EXERCISES:
a) In the MultiChoice excerpt, by what percentage did GOtv subscriptions fall in Kenya?
b) Please set down the part of the MultiChoice excerpt that begins at the words "In Nigeria, MultiChoice" and stops after "for many households.", with no changes.
c) Write the next part of the MultiChoice excerpt, starting after its final sentence.

DOCUMENT EXCERPT:

Across the continent, MultiChoice has experienced a sharp decline in subscribers, losing 1.8 million users, including a staggering 1.2 million in the past year alone. This downturn has been fuelled by macroeconomic challenges such as inflation rates exceeding 30% in key markets like Nigeria, currency depreciation, and rising fuel and food prices. These factors have placed household budgets under strain, pushing consumers towards cheaper or free-to-air alternatives.
In Nigeria, MultiChoice reported a 44% drop in subscription revenue to $197.74 million in 2025, compounded by an 18% fall in subscriber numbers. Zambia recorded a 60% subscriber loss, attributed to power outages and economic strain, while Angola saw an 8% decline. The company’s overall revenue fell by 10%, resulting in a reported loss of KSh 12 billion (ZAR 1.8 billion) for the 2024/2025 financial year, further worsened by foreign exchange losses.
In Kenya, MultiChoice has witnessed a 19% year-on-year subscriber decline, with GOtv subscriptions alone falling by 23%. Repeated price hikes, which the company says are necessary to offset inflation and currency depreciation, have rendered DStv and GOtv services increasingly unaffordable for many households.

DATASET:
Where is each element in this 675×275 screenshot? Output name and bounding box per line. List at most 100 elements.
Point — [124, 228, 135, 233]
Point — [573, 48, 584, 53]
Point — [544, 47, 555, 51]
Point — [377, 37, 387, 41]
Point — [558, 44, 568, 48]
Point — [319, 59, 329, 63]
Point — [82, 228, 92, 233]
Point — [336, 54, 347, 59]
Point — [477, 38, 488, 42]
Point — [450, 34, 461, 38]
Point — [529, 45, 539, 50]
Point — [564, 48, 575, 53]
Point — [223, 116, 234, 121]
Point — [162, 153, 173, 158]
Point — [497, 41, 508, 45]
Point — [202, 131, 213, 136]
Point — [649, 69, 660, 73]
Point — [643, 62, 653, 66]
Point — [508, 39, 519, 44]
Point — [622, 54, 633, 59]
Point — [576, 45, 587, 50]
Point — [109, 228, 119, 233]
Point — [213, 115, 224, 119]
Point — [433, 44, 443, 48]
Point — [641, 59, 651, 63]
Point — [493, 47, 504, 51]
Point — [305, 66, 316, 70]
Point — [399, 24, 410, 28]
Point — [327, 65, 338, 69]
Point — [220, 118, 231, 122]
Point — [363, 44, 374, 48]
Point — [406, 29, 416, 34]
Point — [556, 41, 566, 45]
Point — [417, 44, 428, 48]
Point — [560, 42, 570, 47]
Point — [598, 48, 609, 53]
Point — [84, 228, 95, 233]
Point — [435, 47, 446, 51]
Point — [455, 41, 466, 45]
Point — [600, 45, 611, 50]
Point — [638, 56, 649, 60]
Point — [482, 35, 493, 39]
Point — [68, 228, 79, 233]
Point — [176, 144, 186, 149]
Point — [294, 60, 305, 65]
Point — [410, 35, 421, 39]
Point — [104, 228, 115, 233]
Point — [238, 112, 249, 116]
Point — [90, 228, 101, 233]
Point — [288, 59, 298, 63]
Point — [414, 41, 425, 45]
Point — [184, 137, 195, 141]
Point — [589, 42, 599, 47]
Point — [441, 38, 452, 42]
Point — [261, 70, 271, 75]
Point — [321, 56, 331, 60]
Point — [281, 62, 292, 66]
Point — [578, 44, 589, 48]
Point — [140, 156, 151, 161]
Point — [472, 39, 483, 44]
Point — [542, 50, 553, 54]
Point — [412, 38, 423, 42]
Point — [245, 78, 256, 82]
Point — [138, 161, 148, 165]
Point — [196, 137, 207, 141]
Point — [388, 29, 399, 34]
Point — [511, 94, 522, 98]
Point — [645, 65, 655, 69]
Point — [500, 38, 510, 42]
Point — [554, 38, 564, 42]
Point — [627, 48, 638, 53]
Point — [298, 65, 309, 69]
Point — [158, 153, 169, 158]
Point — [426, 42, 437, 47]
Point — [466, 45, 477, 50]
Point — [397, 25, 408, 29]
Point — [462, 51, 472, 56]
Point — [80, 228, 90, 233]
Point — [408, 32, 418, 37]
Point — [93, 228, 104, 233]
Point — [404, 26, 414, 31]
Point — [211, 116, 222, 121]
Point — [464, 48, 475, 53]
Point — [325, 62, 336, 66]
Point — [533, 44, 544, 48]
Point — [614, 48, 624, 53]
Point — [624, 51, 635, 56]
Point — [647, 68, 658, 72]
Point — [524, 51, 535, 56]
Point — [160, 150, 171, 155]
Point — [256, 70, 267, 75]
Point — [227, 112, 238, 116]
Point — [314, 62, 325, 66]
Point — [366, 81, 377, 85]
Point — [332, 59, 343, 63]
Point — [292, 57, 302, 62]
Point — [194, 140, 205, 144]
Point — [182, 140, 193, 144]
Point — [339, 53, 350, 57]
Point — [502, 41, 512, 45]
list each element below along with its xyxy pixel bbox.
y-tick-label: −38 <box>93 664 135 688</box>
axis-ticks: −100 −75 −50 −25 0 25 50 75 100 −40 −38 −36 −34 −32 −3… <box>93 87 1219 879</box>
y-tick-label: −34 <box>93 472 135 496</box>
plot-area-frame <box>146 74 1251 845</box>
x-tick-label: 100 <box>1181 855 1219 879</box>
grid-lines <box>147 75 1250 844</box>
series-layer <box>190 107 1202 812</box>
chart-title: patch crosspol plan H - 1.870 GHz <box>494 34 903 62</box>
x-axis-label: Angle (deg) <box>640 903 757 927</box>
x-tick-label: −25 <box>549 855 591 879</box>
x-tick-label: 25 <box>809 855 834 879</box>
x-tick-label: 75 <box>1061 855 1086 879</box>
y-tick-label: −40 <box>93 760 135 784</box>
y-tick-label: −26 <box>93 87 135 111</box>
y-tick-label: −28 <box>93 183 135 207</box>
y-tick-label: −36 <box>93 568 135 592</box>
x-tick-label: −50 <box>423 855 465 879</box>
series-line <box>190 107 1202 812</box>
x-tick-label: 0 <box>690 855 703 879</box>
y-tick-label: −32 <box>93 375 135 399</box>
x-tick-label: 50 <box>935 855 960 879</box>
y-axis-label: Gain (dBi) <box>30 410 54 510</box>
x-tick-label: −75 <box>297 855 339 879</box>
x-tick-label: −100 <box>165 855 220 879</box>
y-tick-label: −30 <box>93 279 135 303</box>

RESULTS OF THE EXERCISE:
a) 23%

b)
In Nigeria, MultiChoice reported a 44% drop in subscription revenue to $197.74 million in 2025, compounded by an 18% fall in subscriber numbers. Zambia recorded a 60% subscriber loss, attributed to power outages and economic strain, while Angola saw an 8% decline. The company’s overall revenue fell by 10%, resulting in a reported loss of KSh 12 billion (ZAR 1.8 billion) for the 2024/2025 financial year, further worsened by foreign exchange losses.
In Kenya, MultiChoice has witnessed a 19% year-on-year subscriber decline, with GOtv subscriptions alone falling by 23%. Repeated price hikes, which the company says are necessary to offset inflation and currency depreciation, have rendered DStv and GOtv services increasingly unaffordable for many households.

c)
Despite the Kenyan shilling appreciating by 9% against the US dollar, these pricing strategies have alienated cost-sensitive consumers, prompting them to opt for free-to-air digital TV or illegal streaming options. Global competitors such as Netflix and Amazon, offering flexible, multi-device streaming options, have further eroded MultiChoice’s market share. The DStv app, often criticised for its restrictive single-device access and poor user experience, continues to lag behind these modern platforms.
Piracy remains a major challenge in Kenya, where enterprising operators provide illegal DStv connections to entire neighbourhoods for as little as KSh200 to KSh1,000 per month. These schemes, often enabled by Chinese-manufactured decoders such as the DStv Uncoded, are difficult to detect and have resulted in substantial revenue losses. While MultiChoice has acknowledged piracy as a growing concern, critics argue that the company has not provided sufficient value to discourage illegal viewing.
Regulatory pressure is also intensifying. In Ghana, the government has demanded a 30% reduction in DStv subscription fees by 7th August 2025, citing the cedi’s appreciation and outdated content offerings. This standoff, accompanied by threats of licence suspension, illustrates the precarious regulatory environment in which MultiChoice operates. In Nigeria, lawmakers blocked a proposed price hike scheduled for March 2025, citing the severe financial strain on consumers.
Despite these headwinds, MultiChoice is making efforts to adapt. Its streaming platform, Showmax, has recorded a 44% rise in paying subscribers and a 48% revenue increase in 2025, buoyed by AI-driven innovations such as automated subtitling and data compression aimed at reducing high data costs. Nevertheless, with Africa’s low internet penetration and a consumer preference for satellite-based delivery, the transition to streaming remains a complex endeavour.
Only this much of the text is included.